Instructions for the task:
Reproduce the data that follows in its entirety, character for character.

Rows from a dataset:
** Begin **

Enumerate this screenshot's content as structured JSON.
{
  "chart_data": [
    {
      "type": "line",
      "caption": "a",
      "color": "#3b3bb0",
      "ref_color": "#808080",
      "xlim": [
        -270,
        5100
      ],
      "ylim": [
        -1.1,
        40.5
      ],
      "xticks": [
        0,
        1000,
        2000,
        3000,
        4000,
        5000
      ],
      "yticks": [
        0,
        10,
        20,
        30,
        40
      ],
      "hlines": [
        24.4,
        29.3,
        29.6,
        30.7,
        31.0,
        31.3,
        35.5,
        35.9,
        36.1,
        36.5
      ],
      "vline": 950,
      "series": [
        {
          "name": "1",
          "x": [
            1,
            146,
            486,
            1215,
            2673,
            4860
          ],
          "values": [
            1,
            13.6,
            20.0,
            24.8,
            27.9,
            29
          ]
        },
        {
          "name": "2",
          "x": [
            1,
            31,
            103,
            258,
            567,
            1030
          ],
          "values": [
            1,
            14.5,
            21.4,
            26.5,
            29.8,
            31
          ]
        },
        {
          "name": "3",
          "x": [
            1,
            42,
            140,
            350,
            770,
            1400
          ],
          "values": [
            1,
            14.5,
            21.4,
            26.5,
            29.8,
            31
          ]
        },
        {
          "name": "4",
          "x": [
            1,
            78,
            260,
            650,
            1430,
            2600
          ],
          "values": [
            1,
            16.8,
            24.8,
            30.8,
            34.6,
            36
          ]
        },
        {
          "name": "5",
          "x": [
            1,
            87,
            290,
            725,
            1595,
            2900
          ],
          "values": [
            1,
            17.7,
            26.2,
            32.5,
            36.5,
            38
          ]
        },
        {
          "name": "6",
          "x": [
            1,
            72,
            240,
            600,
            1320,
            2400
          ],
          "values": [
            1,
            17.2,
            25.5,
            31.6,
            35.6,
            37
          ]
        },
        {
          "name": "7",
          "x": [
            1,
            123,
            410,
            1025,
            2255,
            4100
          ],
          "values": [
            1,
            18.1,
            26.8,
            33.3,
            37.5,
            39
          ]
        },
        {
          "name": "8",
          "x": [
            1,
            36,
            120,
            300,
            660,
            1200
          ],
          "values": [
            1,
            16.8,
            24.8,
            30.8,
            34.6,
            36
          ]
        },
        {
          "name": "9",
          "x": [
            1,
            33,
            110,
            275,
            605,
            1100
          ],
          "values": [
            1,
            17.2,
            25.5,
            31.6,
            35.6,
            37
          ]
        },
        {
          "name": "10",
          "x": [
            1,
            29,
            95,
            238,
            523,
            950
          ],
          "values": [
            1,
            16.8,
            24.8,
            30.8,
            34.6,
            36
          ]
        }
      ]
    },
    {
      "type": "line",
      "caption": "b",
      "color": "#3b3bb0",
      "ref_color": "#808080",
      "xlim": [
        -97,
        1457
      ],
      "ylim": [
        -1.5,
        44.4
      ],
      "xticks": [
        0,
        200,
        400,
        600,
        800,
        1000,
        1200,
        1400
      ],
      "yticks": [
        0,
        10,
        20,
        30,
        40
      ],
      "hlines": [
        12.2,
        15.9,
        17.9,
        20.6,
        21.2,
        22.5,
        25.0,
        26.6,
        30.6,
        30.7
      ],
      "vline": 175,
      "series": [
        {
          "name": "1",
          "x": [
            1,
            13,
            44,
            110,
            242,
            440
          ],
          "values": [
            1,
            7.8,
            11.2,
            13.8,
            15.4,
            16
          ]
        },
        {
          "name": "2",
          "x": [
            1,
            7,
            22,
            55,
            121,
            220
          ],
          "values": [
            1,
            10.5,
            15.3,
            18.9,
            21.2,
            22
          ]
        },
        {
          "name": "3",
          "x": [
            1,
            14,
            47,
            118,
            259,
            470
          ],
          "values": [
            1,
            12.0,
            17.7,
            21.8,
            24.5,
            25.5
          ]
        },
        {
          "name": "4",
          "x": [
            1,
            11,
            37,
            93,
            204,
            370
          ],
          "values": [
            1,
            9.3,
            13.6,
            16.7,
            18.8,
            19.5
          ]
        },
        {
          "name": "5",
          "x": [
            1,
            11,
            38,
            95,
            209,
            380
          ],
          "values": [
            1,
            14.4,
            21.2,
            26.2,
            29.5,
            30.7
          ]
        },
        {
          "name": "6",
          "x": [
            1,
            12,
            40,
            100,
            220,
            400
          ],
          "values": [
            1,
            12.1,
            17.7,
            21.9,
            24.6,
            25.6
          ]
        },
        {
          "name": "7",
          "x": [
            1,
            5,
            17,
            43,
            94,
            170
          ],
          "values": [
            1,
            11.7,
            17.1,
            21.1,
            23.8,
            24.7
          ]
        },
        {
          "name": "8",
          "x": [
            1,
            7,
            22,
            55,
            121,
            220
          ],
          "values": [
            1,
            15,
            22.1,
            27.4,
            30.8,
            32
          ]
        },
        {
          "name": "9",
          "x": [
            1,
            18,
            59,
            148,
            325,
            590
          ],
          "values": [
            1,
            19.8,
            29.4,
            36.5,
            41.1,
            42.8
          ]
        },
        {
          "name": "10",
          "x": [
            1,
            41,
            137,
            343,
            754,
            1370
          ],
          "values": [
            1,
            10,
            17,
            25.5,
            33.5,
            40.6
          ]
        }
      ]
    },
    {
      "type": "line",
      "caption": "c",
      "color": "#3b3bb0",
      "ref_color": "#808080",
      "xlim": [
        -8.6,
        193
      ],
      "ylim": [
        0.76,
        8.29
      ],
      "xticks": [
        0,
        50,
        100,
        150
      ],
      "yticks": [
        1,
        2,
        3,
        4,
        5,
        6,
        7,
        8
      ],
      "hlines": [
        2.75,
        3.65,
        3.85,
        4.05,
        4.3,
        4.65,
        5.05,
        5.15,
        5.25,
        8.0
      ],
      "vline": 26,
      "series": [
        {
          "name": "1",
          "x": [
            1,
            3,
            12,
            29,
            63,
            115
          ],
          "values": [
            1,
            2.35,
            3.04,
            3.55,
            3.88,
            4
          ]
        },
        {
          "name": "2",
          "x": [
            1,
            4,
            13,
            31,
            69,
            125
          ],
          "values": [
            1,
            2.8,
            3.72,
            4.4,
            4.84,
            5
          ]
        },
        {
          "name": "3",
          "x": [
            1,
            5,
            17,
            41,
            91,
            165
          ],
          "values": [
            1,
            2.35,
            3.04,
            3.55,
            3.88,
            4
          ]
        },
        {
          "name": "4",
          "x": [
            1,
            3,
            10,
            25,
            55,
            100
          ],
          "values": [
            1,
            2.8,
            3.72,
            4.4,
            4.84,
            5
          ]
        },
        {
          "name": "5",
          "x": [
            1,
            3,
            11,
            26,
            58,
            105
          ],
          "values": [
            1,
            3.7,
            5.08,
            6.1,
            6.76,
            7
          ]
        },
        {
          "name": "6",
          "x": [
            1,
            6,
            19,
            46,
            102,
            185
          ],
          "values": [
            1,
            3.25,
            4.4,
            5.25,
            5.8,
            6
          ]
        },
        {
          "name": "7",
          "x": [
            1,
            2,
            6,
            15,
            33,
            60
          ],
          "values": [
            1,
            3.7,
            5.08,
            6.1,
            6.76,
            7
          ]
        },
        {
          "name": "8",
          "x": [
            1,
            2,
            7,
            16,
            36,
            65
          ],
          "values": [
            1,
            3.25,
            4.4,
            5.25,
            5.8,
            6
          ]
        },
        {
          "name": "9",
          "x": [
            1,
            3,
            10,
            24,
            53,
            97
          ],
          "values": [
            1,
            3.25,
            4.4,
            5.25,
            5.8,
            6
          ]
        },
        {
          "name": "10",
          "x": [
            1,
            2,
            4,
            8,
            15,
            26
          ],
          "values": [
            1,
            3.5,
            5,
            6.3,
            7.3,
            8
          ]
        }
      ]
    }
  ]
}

** End **

Complete answer:
Enumerate this screenshot's content as structured JSON.
{
  "chart_data": [
    {
      "type": "line",
      "caption": "a",
      "color": "#3b3bb0",
      "ref_color": "#808080",
      "xlim": [
        -270,
        5100
      ],
      "ylim": [
        -1.1,
        40.5
      ],
      "xticks": [
        0,
        1000,
        2000,
        3000,
        4000,
        5000
      ],
      "yticks": [
        0,
        10,
        20,
        30,
        40
      ],
      "hlines": [
        24.4,
        29.3,
        29.6,
        30.7,
        31.0,
        31.3,
        35.5,
        35.9,
        36.1,
        36.5
      ],
      "vline": 950,
      "series": [
        {
          "name": "1",
          "x": [
            1,
            146,
            486,
            1215,
            2673,
            4860
          ],
          "values": [
            1,
            13.6,
            20.0,
            24.8,
            27.9,
            29
          ]
        },
        {
          "name": "2",
          "x": [
            1,
            31,
            103,
            258,
            567,
            1030
          ],
          "values": [
            1,
            14.5,
            21.4,
            26.5,
            29.8,
            31
          ]
        },
        {
          "name": "3",
          "x": [
            1,
            42,
            140,
            350,
            770,
            1400
          ],
          "values": [
            1,
            14.5,
            21.4,
            26.5,
            29.8,
            31
          ]
        },
        {
          "name": "4",
          "x": [
            1,
            78,
            260,
            650,
            1430,
            2600
          ],
          "values": [
            1,
            16.8,
            24.8,
            30.8,
            34.6,
            36
          ]
        },
        {
          "name": "5",
          "x": [
            1,
            87,
            290,
            725,
            1595,
            2900
          ],
          "values": [
            1,
            17.7,
            26.2,
            32.5,
            36.5,
            38
          ]
        },
        {
          "name": "6",
          "x": [
            1,
            72,
            240,
            600,
            1320,
            2400
          ],
          "values": [
            1,
            17.2,
            25.5,
            31.6,
            35.6,
            37
          ]
        },
        {
          "name": "7",
          "x": [
            1,
            123,
            410,
            1025,
            2255,
            4100
          ],
          "values": [
            1,
            18.1,
            26.8,
            33.3,
            37.5,
            39
          ]
        },
        {
          "name": "8",
          "x": [
            1,
            36,
            120,
            300,
            660,
            1200
          ],
          "values": [
            1,
            16.8,
            24.8,
            30.8,
            34.6,
            36
          ]
        },
        {
          "name": "9",
          "x": [
            1,
            33,
            110,
            275,
            605,
            1100
          ],
          "values": [
            1,
            17.2,
            25.5,
            31.6,
            35.6,
            37
          ]
        },
        {
          "name": "10",
          "x": [
            1,
            29,
            95,
            238,
            523,
            950
          ],
          "values": [
            1,
            16.8,
            24.8,
            30.8,
            34.6,
            36
          ]
        }
      ]
    },
    {
      "type": "line",
      "caption": "b",
      "color": "#3b3bb0",
      "ref_color": "#808080",
      "xlim": [
        -97,
        1457
      ],
      "ylim": [
        -1.5,
        44.4
      ],
      "xticks": [
        0,
        200,
        400,
        600,
        800,
        1000,
        1200,
        1400
      ],
      "yticks": [
        0,
        10,
        20,
        30,
        40
      ],
      "hlines": [
        12.2,
        15.9,
        17.9,
        20.6,
        21.2,
        22.5,
        25.0,
        26.6,
        30.6,
        30.7
      ],
      "vline": 175,
      "series": [
        {
          "name": "1",
          "x": [
            1,
            13,
            44,
            110,
            242,
            440
          ],
          "values": [
            1,
            7.8,
            11.2,
            13.8,
            15.4,
            16
          ]
        },
        {
          "name": "2",
          "x": [
            1,
            7,
            22,
            55,
            121,
            220
          ],
          "values": [
            1,
            10.5,
            15.3,
            18.9,
            21.2,
            22
          ]
        },
        {
          "name": "3",
          "x": [
            1,
            14,
            47,
            118,
            259,
            470
          ],
          "values": [
            1,
            12.0,
            17.7,
            21.8,
            24.5,
            25.5
          ]
        },
        {
          "name": "4",
          "x": [
            1,
            11,
            37,
            93,
            204,
            370
          ],
          "values": [
            1,
            9.3,
            13.6,
            16.7,
            18.8,
            19.5
          ]
        },
        {
          "name": "5",
          "x": [
            1,
            11,
            38,
            95,
            209,
            380
          ],
          "values": [
            1,
            14.4,
            21.2,
            26.2,
            29.5,
            30.7
          ]
        },
        {
          "name": "6",
          "x": [
            1,
            12,
            40,
            100,
            220,
            400
          ],
          "values": [
            1,
            12.1,
            17.7,
            21.9,
            24.6,
            25.6
          ]
        },
        {
          "name": "7",
          "x": [
            1,
            5,
            17,
            43,
            94,
            170
          ],
          "values": [
            1,
            11.7,
            17.1,
            21.1,
            23.8,
            24.7
          ]
        },
        {
          "name": "8",
          "x": [
            1,
            7,
            22,
            55,
            121,
            220
          ],
          "values": [
            1,
            15,
            22.1,
            27.4,
            30.8,
            32
          ]
        },
        {
          "name": "9",
          "x": [
            1,
            18,
            59,
            148,
            325,
            590
          ],
          "values": [
            1,
            19.8,
            29.4,
            36.5,
            41.1,
            42.8
          ]
        },
        {
          "name": "10",
          "x": [
            1,
            41,
            137,
            343,
            754,
            1370
          ],
          "values": [
            1,
            10,
            17,
            25.5,
            33.5,
            40.6
          ]
        }
      ]
    },
    {
      "type": "line",
      "caption": "c",
      "color": "#3b3bb0",
      "ref_color": "#808080",
      "xlim": [
        -8.6,
        193
      ],
      "ylim": [
        0.76,
        8.29
      ],
      "xticks": [
        0,
        50,
        100,
        150
      ],
      "yticks": [
        1,
        2,
        3,
        4,
        5,
        6,
        7,
        8
      ],
      "hlines": [
        2.75,
        3.65,
        3.85,
        4.05,
        4.3,
        4.65,
        5.05,
        5.15,
        5.25,
        8.0
      ],
      "vline": 26,
      "series": [
        {
          "name": "1",
          "x": [
            1,
            3,
            12,
            29,
            63,
            115
          ],
          "values": [
            1,
            2.35,
            3.04,
            3.55,
            3.88,
            4
          ]
        },
        {
          "name": "2",
          "x": [
            1,
            4,
            13,
            31,
            69,
            125
          ],
          "values": [
            1,
            2.8,
            3.72,
            4.4,
            4.84,
            5
          ]
        },
        {
          "name": "3",
          "x": [
            1,
            5,
            17,
            41,
            91,
            165
          ],
          "values": [
            1,
            2.35,
            3.04,
            3.55,
            3.88,
            4
          ]
        },
        {
          "name": "4",
          "x": [
            1,
            3,
            10,
            25,
            55,
            100
          ],
          "values": [
            1,
            2.8,
            3.72,
            4.4,
            4.84,
            5
          ]
        },
        {
          "name": "5",
          "x": [
            1,
            3,
            11,
            26,
            58,
            105
          ],
          "values": [
            1,
            3.7,
            5.08,
            6.1,
            6.76,
            7
          ]
        },
        {
          "name": "6",
          "x": [
            1,
            6,
            19,
            46,
            102,
            185
          ],
          "values": [
            1,
            3.25,
            4.4,
            5.25,
            5.8,
            6
          ]
        },
        {
          "name": "7",
          "x": [
            1,
            2,
            6,
            15,
            33,
            60
          ],
          "values": [
            1,
            3.7,
            5.08,
            6.1,
            6.76,
            7
          ]
        },
        {
          "name": "8",
          "x": [
            1,
            2,
            7,
            16,
            36,
            65
          ],
          "values": [
            1,
            3.25,
            4.4,
            5.25,
            5.8,
            6
          ]
        },
        {
          "name": "9",
          "x": [
            1,
            3,
            10,
            24,
            53,
            97
          ],
          "values": [
            1,
            3.25,
            4.4,
            5.25,
            5.8,
            6
          ]
        },
        {
          "name": "10",
          "x": [
            1,
            2,
            4,
            8,
            15,
            26
          ],
          "values": [
            1,
            3.5,
            5,
            6.3,
            7.3,
            8
          ]
        }
      ]
    }
  ]
}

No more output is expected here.